## MATERIAL FOR THE TASK
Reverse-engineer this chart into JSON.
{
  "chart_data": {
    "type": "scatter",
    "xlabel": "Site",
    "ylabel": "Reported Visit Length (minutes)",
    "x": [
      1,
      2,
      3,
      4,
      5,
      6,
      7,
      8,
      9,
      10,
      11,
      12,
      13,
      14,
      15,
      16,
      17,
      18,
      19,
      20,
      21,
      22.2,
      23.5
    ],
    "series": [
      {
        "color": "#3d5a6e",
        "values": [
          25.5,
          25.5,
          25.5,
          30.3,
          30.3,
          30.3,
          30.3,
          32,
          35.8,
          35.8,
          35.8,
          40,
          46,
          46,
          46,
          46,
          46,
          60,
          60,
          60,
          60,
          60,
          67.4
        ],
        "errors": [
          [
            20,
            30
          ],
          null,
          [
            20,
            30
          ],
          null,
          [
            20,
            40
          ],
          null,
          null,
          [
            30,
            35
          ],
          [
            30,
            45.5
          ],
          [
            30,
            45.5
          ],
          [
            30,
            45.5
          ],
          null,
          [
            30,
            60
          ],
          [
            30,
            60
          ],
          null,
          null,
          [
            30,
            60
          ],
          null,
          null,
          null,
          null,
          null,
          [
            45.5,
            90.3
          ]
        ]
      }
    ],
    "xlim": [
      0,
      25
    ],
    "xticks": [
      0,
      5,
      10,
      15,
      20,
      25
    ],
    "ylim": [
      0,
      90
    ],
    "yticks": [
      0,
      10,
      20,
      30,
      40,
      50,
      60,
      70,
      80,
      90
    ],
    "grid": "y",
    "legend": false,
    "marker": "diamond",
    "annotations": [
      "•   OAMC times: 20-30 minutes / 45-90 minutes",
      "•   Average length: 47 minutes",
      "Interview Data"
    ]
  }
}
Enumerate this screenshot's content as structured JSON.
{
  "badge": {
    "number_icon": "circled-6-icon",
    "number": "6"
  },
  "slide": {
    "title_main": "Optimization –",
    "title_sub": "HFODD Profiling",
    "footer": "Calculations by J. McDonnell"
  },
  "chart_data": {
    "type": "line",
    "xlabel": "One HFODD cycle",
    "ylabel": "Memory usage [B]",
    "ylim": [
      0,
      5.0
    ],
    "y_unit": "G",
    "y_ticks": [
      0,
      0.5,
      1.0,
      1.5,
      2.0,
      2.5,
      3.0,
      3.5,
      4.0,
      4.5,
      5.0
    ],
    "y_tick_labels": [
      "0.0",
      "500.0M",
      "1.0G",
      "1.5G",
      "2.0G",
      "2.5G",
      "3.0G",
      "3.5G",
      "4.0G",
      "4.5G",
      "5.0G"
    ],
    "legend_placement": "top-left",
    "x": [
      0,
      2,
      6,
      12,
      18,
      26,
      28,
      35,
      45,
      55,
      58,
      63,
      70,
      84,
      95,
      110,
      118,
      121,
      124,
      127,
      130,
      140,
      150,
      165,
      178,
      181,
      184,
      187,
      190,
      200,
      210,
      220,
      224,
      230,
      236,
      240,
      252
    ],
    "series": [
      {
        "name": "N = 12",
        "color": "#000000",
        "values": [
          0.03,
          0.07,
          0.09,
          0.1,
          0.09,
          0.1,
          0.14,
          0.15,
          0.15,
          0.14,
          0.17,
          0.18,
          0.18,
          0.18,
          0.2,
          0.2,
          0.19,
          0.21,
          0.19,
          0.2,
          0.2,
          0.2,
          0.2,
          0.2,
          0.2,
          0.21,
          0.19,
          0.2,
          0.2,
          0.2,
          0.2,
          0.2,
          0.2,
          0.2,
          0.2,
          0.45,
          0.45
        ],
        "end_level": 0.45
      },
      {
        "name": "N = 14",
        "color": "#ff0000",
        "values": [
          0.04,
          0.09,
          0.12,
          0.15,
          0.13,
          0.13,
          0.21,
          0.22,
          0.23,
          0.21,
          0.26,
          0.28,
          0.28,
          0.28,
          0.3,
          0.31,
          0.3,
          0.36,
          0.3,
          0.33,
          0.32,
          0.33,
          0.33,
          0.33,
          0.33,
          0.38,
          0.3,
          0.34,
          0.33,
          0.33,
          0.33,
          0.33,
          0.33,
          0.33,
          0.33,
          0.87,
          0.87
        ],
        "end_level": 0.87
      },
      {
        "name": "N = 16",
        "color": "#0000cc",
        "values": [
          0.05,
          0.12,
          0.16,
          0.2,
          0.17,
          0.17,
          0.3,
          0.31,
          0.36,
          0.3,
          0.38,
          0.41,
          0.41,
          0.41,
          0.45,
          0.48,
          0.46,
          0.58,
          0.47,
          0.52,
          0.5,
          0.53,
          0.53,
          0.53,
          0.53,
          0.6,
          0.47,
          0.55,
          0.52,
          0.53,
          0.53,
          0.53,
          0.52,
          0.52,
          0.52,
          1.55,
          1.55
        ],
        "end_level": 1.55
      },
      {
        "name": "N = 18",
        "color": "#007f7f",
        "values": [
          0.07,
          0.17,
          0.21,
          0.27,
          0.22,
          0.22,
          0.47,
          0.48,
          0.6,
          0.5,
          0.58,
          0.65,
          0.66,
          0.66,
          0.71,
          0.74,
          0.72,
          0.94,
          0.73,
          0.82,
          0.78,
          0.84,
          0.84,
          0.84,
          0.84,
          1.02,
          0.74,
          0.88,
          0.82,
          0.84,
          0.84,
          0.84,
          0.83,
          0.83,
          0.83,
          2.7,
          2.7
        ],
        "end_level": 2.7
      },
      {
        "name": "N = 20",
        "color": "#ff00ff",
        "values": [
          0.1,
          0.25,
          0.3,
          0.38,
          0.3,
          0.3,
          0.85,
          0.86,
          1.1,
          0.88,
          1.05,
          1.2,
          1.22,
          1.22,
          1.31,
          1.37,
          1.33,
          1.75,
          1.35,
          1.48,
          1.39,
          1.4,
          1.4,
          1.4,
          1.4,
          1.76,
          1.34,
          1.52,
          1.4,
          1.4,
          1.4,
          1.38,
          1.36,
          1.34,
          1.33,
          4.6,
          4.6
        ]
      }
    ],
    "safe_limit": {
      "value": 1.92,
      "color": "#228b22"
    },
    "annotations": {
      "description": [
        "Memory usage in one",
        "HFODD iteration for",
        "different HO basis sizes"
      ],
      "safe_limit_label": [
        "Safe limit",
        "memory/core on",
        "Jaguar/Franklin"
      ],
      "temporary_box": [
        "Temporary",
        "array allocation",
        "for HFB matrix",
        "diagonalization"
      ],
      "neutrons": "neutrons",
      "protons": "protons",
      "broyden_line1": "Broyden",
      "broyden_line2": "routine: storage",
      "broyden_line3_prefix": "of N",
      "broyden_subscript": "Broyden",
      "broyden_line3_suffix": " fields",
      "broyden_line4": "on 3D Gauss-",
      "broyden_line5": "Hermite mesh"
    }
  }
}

## TASK REQUIREMENTS
In the material above, find the lines that contain "color" and show them.

## TASK RESPONSE
        "color": "#3d5a6e",
        "color": "#000000",
        "color": "#ff0000",
        "color": "#0000cc",
        "color": "#007f7f",
        "color": "#ff00ff",
      "color": "#228b22"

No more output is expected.